Pick out every line of the listing below that contains the string "then", and copy each one in full.

BEGIN Recorded data

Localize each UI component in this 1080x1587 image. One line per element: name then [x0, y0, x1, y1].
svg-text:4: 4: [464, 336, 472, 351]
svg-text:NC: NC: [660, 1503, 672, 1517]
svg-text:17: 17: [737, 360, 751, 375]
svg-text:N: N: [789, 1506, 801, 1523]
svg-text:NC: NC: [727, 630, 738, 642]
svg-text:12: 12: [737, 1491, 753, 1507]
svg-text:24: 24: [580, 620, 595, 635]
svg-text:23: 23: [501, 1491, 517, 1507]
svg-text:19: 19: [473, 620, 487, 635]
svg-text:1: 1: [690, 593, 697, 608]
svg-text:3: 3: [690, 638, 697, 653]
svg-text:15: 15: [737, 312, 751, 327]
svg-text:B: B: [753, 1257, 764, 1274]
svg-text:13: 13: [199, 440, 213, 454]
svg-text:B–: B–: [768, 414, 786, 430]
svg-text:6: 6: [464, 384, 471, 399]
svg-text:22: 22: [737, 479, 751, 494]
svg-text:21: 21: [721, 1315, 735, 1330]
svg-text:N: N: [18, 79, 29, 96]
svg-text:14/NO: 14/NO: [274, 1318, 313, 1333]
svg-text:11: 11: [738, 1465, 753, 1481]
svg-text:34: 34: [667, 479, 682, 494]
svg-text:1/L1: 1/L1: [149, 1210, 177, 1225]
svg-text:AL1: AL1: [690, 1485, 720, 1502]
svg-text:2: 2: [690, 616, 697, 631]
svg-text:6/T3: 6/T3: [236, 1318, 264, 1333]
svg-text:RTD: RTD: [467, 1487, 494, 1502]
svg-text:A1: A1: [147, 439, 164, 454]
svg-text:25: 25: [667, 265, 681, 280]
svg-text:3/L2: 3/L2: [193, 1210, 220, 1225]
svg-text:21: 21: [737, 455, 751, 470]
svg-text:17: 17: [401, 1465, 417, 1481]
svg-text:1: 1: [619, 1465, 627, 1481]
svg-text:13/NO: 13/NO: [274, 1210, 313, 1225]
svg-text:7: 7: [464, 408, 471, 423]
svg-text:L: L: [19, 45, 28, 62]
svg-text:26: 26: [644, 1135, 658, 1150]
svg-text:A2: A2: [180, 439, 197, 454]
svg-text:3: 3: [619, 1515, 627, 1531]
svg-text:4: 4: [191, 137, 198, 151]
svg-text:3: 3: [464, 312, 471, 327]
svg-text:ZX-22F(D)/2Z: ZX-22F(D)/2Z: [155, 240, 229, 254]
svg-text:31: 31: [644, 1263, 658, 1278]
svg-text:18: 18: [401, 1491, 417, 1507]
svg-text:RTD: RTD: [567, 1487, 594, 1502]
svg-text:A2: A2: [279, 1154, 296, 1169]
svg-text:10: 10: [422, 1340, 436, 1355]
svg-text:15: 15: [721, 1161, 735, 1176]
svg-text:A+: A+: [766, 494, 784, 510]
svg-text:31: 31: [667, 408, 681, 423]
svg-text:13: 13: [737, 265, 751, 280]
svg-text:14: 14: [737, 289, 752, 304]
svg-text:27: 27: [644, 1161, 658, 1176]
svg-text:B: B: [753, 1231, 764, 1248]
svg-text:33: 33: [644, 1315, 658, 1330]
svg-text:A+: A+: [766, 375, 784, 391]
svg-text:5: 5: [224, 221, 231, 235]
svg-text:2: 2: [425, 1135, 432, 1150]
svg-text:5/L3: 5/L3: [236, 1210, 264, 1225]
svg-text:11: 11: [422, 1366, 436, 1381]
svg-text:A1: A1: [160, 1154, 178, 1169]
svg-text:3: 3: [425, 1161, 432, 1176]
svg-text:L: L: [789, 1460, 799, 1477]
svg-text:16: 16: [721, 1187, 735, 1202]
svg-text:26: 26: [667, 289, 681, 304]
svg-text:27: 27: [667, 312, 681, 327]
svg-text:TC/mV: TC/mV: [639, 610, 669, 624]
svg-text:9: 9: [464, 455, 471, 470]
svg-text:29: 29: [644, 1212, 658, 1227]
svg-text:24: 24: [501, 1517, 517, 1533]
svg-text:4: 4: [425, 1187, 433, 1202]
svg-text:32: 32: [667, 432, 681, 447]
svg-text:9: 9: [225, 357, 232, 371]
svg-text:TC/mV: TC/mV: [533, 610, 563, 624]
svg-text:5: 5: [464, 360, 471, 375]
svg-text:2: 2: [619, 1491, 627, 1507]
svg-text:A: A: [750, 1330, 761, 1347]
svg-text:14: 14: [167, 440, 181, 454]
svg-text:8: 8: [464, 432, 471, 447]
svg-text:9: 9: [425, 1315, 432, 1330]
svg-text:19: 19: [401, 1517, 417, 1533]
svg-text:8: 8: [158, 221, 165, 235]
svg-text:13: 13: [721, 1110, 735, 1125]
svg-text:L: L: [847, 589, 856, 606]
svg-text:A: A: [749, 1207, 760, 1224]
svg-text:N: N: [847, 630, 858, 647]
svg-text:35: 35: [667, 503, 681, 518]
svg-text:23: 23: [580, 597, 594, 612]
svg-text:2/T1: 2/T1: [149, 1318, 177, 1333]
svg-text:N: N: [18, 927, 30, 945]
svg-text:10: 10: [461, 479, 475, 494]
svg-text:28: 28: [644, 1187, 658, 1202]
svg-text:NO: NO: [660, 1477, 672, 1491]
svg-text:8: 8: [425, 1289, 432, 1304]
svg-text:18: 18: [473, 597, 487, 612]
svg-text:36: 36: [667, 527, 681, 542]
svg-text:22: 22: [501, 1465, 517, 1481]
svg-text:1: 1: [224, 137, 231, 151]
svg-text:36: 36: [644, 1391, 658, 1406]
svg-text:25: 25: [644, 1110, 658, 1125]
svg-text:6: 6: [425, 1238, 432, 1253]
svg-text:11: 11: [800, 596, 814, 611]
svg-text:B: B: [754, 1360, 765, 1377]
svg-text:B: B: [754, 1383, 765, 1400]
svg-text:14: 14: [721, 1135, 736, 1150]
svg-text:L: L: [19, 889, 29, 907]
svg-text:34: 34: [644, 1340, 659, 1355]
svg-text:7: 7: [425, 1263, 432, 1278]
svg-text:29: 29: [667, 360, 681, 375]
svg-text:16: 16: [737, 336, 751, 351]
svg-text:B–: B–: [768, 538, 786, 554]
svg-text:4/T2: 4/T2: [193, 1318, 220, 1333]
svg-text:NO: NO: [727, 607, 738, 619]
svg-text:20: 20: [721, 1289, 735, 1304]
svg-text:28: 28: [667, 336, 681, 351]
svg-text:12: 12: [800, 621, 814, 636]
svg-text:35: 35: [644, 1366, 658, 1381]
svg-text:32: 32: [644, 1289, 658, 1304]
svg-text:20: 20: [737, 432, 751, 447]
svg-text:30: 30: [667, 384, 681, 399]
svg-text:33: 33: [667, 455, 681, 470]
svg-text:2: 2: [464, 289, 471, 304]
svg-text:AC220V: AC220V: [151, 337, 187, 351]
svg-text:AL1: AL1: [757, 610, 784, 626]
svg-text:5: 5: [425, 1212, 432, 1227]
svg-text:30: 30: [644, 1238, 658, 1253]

END Recorded data

## Written solution
Localize each UI component in this 1080x1587 image. One line per element: name then [x0, y0, x1, y1].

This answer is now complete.